What is asked - Exactly as written, print each record in the listing.

Input material -
________

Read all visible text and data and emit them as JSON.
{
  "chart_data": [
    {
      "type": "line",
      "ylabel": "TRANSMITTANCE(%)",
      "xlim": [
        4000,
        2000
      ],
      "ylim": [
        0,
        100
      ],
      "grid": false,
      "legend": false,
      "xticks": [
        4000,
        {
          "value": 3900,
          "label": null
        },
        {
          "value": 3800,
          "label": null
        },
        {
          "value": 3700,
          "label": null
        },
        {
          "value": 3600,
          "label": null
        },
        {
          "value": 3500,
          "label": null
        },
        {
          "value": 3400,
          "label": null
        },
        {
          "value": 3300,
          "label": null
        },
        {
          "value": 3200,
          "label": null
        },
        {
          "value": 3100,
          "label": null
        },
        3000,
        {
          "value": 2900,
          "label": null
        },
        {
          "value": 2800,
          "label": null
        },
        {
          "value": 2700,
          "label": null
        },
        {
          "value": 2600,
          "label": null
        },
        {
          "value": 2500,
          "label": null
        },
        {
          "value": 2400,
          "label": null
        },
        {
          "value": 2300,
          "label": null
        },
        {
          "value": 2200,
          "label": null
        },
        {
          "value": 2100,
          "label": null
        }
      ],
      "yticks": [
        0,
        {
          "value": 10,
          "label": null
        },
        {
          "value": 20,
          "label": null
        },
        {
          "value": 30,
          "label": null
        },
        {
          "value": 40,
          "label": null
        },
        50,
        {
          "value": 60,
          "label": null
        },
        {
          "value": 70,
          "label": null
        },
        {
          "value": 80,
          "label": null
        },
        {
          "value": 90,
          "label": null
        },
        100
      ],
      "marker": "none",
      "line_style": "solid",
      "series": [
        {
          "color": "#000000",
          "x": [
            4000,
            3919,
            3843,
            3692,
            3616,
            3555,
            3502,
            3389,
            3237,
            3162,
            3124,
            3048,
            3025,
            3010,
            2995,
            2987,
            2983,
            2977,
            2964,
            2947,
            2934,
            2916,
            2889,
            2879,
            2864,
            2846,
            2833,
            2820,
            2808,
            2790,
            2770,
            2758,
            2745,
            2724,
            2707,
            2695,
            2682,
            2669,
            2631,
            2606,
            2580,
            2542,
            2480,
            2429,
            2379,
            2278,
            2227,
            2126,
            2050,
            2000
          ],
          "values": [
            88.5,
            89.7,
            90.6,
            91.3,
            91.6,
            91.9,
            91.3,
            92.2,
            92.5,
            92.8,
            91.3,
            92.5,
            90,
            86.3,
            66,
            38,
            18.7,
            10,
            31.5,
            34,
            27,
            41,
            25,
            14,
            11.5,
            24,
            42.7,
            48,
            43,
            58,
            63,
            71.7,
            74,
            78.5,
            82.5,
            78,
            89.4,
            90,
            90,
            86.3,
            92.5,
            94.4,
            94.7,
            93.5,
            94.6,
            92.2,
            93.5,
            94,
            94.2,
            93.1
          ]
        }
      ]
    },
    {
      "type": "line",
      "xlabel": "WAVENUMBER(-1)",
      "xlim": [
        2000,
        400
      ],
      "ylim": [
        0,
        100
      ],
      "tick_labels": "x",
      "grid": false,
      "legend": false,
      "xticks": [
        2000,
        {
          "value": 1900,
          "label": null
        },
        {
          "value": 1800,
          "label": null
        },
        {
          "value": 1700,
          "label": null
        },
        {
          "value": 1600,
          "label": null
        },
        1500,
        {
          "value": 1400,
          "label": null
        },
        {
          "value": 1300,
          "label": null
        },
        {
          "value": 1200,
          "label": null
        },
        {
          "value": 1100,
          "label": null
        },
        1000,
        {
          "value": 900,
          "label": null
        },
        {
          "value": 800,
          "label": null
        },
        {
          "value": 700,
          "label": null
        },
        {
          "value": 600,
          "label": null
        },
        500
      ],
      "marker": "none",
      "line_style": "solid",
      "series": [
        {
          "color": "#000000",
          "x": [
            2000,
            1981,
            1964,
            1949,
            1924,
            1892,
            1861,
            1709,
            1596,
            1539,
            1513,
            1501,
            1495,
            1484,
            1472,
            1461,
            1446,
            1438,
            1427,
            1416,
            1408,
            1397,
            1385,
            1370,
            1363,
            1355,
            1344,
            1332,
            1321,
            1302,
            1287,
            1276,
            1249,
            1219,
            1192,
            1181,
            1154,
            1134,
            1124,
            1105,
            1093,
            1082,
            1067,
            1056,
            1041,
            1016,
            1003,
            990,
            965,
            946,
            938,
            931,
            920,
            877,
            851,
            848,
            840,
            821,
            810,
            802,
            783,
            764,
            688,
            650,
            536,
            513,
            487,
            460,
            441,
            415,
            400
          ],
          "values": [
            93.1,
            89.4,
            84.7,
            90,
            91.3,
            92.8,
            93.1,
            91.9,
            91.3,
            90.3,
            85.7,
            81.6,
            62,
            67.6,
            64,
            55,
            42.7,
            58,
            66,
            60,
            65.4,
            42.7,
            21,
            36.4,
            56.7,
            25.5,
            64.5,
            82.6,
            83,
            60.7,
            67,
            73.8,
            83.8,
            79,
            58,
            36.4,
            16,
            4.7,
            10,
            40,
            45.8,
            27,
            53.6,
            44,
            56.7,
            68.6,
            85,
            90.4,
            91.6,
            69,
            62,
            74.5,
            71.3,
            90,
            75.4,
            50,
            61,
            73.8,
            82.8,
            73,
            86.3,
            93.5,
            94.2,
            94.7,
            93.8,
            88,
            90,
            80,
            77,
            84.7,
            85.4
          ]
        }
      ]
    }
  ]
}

________

Exercise result -
Read all visible text and data and emit them as JSON.
{
  "chart_data": [
    {
      "type": "line",
      "ylabel": "TRANSMITTANCE(%)",
      "xlim": [
        4000,
        2000
      ],
      "ylim": [
        0,
        100
      ],
      "grid": false,
      "legend": false,
      "xticks": [
        4000,
        {
          "value": 3900,
          "label": null
        },
        {
          "value": 3800,
          "label": null
        },
        {
          "value": 3700,
          "label": null
        },
        {
          "value": 3600,
          "label": null
        },
        {
          "value": 3500,
          "label": null
        },
        {
          "value": 3400,
          "label": null
        },
        {
          "value": 3300,
          "label": null
        },
        {
          "value": 3200,
          "label": null
        },
        {
          "value": 3100,
          "label": null
        },
        3000,
        {
          "value": 2900,
          "label": null
        },
        {
          "value": 2800,
          "label": null
        },
        {
          "value": 2700,
          "label": null
        },
        {
          "value": 2600,
          "label": null
        },
        {
          "value": 2500,
          "label": null
        },
        {
          "value": 2400,
          "label": null
        },
        {
          "value": 2300,
          "label": null
        },
        {
          "value": 2200,
          "label": null
        },
        {
          "value": 2100,
          "label": null
        }
      ],
      "yticks": [
        0,
        {
          "value": 10,
          "label": null
        },
        {
          "value": 20,
          "label": null
        },
        {
          "value": 30,
          "label": null
        },
        {
          "value": 40,
          "label": null
        },
        50,
        {
          "value": 60,
          "label": null
        },
        {
          "value": 70,
          "label": null
        },
        {
          "value": 80,
          "label": null
        },
        {
          "value": 90,
          "label": null
        },
        100
      ],
      "marker": "none",
      "line_style": "solid",
      "series": [
        {
          "color": "#000000",
          "x": [
            4000,
            3919,
            3843,
            3692,
            3616,
            3555,
            3502,
            3389,
            3237,
            3162,
            3124,
            3048,
            3025,
            3010,
            2995,
            2987,
            2983,
            2977,
            2964,
            2947,
            2934,
            2916,
            2889,
            2879,
            2864,
            2846,
            2833,
            2820,
            2808,
            2790,
            2770,
            2758,
            2745,
            2724,
            2707,
            2695,
            2682,
            2669,
            2631,
            2606,
            2580,
            2542,
            2480,
            2429,
            2379,
            2278,
            2227,
            2126,
            2050,
            2000
          ],
          "values": [
            88.5,
            89.7,
            90.6,
            91.3,
            91.6,
            91.9,
            91.3,
            92.2,
            92.5,
            92.8,
            91.3,
            92.5,
            90,
            86.3,
            66,
            38,
            18.7,
            10,
            31.5,
            34,
            27,
            41,
            25,
            14,
            11.5,
            24,
            42.7,
            48,
            43,
            58,
            63,
            71.7,
            74,
            78.5,
            82.5,
            78,
            89.4,
            90,
            90,
            86.3,
            92.5,
            94.4,
            94.7,
            93.5,
            94.6,
            92.2,
            93.5,
            94,
            94.2,
            93.1
          ]
        }
      ]
    },
    {
      "type": "line",
      "xlabel": "WAVENUMBER(-1)",
      "xlim": [
        2000,
        400
      ],
      "ylim": [
        0,
        100
      ],
      "tick_labels": "x",
      "grid": false,
      "legend": false,
      "xticks": [
        2000,
        {
          "value": 1900,
          "label": null
        },
        {
          "value": 1800,
          "label": null
        },
        {
          "value": 1700,
          "label": null
        },
        {
          "value": 1600,
          "label": null
        },
        1500,
        {
          "value": 1400,
          "label": null
        },
        {
          "value": 1300,
          "label": null
        },
        {
          "value": 1200,
          "label": null
        },
        {
          "value": 1100,
          "label": null
        },
        1000,
        {
          "value": 900,
          "label": null
        },
        {
          "value": 800,
          "label": null
        },
        {
          "value": 700,
          "label": null
        },
        {
          "value": 600,
          "label": null
        },
        500
      ],
      "marker": "none",
      "line_style": "solid",
      "series": [
        {
          "color": "#000000",
          "x": [
            2000,
            1981,
            1964,
            1949,
            1924,
            1892,
            1861,
            1709,
            1596,
            1539,
            1513,
            1501,
            1495,
            1484,
            1472,
            1461,
            1446,
            1438,
            1427,
            1416,
            1408,
            1397,
            1385,
            1370,
            1363,
            1355,
            1344,
            1332,
            1321,
            1302,
            1287,
            1276,
            1249,
            1219,
            1192,
            1181,
            1154,
            1134,
            1124,
            1105,
            1093,
            1082,
            1067,
            1056,
            1041,
            1016,
            1003,
            990,
            965,
            946,
            938,
            931,
            920,
            877,
            851,
            848,
            840,
            821,
            810,
            802,
            783,
            764,
            688,
            650,
            536,
            513,
            487,
            460,
            441,
            415,
            400
          ],
          "values": [
            93.1,
            89.4,
            84.7,
            90,
            91.3,
            92.8,
            93.1,
            91.9,
            91.3,
            90.3,
            85.7,
            81.6,
            62,
            67.6,
            64,
            55,
            42.7,
            58,
            66,
            60,
            65.4,
            42.7,
            21,
            36.4,
            56.7,
            25.5,
            64.5,
            82.6,
            83,
            60.7,
            67,
            73.8,
            83.8,
            79,
            58,
            36.4,
            16,
            4.7,
            10,
            40,
            45.8,
            27,
            53.6,
            44,
            56.7,
            68.6,
            85,
            90.4,
            91.6,
            69,
            62,
            74.5,
            71.3,
            90,
            75.4,
            50,
            61,
            73.8,
            82.8,
            73,
            86.3,
            93.5,
            94.2,
            94.7,
            93.8,
            88,
            90,
            80,
            77,
            84.7,
            85.4
          ]
        }
      ]
    }
  ]
}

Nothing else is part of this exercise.